--- ARTICLE ---
Hi. I wanted to join the Canadian Forces when I was 17. I'm 31 now. It's what I would've done and I couldn't think of anything else better to do in my life. I have a history of mental illness but what bugs me is it's just that.....history. There are some psychiatrists that say that between 10-15% of people with any mental condition survive and become perfectly capable but I'm no fool. I would only fight as a last resort and I'm sure all of you in the military agree. It's a last resort thing but never the less, you TRAIN for it, instead, hoping to secure Canadian interests and promoting peace throughout the world. Basically keeping Canada safe.

So that's that, I can't join.

But what can I do other than join? I'm perfectly capable, I don't see a psychiatrist anymore, just a family doctor, some to *cough* prescribe me pills just because, if it were up to me, I would just do it myself. But I'm no doctor. You wouldn't be able to tell the difference between any other man and me, if you met me in real life. There's no CURE for ridiculous stuff like this, what I can tell you is that the only thing that differenciates me and another person, is that if I were to have high levels of stress, regardless of pills (which WORK for me) there's always a chance that I would take it more badly than the next guy. And have a relapse. So what can I do other than join? Can I volunteer? I want to support the Canadian military if I can't join it. Is there ANYTHING AT ALL I can do for the cause, justice and promoting of peace throughout the world from where I am? (Canada obviously......) If you really want to know, I would feel proud to know that I'm helping those that I can't be with in their day to day activities wherever they are throughout the world. That whatever I'm doing is beneficial to the brothers (and maybe some sisters) that I would've joined if I otherwise wouldn't of come down with this illness.....

I have a friend that said that I could train cadets. It's interesting......what are all my options? All of them.
Just volunteering. No pay. Nothing. Just something to say that I've done all I can do. There's more than nothing in the world I would better want to volunteer for, than volunteering for the Canadian Forces. Please. It's just the second best thing thx..............


----------



## mariomike (5 Dec 2015)

GrizzlyBear said:
			
		

> But what can I do other than join?



You could contact your local volunteer centre,
http://volunteer.ca/volunteer-centres


----------



## Staff Weenie (5 Dec 2015)

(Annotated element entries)
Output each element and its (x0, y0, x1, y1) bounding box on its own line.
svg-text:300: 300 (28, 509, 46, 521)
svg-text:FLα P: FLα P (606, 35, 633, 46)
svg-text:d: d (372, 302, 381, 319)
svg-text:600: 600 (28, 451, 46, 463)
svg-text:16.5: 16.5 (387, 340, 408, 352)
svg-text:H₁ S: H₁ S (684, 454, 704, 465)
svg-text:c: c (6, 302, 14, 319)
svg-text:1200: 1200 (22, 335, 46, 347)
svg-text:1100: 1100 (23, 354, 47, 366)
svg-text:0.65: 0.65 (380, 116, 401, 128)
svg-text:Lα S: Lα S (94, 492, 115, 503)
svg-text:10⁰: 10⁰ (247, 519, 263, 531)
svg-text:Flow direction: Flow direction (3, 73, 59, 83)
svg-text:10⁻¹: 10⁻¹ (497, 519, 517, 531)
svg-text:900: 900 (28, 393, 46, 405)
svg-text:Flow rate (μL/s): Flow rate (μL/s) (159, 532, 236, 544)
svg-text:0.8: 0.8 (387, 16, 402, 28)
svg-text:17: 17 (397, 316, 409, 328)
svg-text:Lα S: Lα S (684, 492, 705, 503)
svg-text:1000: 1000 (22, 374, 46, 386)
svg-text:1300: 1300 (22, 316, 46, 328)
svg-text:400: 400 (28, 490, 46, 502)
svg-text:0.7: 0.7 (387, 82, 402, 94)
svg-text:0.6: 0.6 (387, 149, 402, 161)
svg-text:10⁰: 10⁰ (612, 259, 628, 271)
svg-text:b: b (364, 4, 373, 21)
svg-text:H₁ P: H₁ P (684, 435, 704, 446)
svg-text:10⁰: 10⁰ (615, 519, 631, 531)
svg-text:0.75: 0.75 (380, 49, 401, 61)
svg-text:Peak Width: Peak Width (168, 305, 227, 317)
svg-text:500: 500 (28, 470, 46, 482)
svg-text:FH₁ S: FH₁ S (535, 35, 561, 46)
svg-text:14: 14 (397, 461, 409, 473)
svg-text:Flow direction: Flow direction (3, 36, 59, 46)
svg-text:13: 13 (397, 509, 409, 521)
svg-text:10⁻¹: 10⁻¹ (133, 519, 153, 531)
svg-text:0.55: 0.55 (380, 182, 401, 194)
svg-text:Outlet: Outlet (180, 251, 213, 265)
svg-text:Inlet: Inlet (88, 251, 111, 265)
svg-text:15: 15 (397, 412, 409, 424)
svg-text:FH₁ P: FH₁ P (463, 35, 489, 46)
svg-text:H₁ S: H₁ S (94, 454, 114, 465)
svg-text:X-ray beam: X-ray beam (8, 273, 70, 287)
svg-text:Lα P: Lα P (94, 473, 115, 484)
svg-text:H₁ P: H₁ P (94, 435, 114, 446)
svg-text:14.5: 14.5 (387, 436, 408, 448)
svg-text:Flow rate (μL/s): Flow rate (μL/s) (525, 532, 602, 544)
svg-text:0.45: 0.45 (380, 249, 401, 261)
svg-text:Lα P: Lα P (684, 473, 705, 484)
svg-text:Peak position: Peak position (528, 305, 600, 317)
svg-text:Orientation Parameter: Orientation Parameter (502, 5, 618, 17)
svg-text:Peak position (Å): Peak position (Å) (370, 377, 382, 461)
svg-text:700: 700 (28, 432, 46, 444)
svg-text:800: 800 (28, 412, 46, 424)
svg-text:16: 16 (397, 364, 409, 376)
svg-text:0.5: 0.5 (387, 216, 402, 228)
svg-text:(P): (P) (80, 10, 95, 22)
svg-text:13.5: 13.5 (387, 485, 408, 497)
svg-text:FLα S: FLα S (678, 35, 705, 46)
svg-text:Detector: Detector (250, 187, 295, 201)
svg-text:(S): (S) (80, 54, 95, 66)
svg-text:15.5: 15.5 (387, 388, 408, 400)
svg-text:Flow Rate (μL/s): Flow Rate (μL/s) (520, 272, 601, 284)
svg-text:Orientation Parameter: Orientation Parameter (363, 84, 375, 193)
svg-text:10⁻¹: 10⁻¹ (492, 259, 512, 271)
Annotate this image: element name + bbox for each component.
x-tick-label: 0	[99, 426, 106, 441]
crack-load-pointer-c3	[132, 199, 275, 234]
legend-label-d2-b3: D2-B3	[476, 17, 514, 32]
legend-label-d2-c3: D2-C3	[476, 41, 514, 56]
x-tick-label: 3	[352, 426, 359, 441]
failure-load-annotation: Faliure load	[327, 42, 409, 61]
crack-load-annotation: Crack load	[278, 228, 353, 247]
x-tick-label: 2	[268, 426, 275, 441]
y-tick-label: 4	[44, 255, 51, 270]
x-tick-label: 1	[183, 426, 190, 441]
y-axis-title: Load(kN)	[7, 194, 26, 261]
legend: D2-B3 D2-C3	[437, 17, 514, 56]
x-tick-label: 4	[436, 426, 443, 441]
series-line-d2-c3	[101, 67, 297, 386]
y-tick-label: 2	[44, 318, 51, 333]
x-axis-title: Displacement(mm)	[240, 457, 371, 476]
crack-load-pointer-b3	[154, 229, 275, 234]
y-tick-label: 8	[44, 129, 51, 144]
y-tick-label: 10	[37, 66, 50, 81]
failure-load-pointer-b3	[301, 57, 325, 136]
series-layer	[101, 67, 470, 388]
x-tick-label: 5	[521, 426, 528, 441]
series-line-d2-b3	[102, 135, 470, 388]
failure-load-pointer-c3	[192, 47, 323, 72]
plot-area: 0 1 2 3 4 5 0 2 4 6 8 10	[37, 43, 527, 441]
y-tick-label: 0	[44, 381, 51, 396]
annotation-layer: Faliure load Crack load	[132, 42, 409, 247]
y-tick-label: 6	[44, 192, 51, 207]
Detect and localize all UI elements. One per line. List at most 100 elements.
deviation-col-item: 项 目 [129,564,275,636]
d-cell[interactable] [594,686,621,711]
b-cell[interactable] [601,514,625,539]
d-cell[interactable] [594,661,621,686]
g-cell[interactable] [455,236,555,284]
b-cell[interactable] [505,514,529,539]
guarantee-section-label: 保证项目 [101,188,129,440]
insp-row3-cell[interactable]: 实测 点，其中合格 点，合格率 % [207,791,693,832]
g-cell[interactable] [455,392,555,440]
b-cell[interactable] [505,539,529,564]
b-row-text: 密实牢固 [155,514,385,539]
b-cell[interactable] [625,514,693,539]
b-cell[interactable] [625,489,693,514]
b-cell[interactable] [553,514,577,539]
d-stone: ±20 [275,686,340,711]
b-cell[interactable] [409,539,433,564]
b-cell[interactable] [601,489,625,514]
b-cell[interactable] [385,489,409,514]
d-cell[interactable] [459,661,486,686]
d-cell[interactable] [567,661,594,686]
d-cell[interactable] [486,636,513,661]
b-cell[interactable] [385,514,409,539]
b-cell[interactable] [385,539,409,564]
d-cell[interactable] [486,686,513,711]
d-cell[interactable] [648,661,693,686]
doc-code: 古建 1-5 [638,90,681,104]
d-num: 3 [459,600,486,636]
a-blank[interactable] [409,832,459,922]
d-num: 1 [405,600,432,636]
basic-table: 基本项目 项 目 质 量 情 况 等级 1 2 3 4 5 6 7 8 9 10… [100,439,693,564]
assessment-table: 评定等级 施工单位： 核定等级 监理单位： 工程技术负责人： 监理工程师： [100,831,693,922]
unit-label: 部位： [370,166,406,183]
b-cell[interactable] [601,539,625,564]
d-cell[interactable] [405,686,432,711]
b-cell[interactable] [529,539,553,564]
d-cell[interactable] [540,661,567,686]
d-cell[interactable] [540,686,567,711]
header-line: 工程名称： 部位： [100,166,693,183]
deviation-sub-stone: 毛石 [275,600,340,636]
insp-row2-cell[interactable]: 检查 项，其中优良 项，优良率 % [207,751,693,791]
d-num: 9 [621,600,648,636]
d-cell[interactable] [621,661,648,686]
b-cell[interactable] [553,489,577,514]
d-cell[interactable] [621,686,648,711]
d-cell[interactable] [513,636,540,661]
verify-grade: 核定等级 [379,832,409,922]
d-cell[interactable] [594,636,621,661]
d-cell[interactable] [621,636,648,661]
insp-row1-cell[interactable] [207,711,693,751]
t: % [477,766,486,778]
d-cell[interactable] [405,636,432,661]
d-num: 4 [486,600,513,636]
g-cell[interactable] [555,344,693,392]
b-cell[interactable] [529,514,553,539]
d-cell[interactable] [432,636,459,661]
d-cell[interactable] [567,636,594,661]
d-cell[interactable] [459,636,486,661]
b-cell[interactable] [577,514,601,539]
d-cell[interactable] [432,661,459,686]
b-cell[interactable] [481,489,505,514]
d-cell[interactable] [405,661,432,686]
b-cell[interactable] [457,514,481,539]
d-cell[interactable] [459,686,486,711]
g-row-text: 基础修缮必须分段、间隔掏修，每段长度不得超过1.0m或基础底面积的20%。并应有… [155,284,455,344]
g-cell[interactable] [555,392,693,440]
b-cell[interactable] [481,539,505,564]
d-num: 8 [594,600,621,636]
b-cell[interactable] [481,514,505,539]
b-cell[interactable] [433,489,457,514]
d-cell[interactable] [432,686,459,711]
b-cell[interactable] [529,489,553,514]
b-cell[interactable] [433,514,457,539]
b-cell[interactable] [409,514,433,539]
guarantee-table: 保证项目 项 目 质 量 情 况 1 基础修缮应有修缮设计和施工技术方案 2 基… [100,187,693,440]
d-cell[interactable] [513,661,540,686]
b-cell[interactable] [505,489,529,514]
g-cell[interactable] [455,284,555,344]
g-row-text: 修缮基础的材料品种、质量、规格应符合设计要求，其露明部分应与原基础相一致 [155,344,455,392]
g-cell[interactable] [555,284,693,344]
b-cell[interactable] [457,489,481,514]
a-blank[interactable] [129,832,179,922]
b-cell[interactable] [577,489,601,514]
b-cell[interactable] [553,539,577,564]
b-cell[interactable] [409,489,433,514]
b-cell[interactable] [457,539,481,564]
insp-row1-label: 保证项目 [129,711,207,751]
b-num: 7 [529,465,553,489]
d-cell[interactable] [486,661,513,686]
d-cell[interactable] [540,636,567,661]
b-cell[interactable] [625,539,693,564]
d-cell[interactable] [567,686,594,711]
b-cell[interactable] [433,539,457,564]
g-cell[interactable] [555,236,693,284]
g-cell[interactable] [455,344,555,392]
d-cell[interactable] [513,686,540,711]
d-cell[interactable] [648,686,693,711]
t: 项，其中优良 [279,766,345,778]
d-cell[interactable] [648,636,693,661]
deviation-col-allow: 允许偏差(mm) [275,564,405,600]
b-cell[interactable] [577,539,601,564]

--- TASK LIST ---
- a) According to the forum thread, what did the poster's friend say the poster could do?
- b) Reproduce the part of the forum thread that begins with the words containing "Hi. I wanted" and ends with "keeping Canada safe.".
You won't need the listing for anything here.

--- THE RESULTS ---
- a) Train cadets.

- b)
Hi. I wanted to join the Canadian Forces when I was 17. I'm 31 now. It's what I would've done and I couldn't think of anything else better to do in my life. I have a history of mental illness but what bugs me is it's just that.....history. There are some psychiatrists that say that between 10-15% of people with any mental condition survive and become perfectly capable but I'm no fool. I would only fight as a last resort and I'm sure all of you in the military agree. It's a last resort thing but never the less, you TRAIN for it, instead, hoping to secure Canadian interests and promoting peace throughout the world. Basically keeping Canada safe.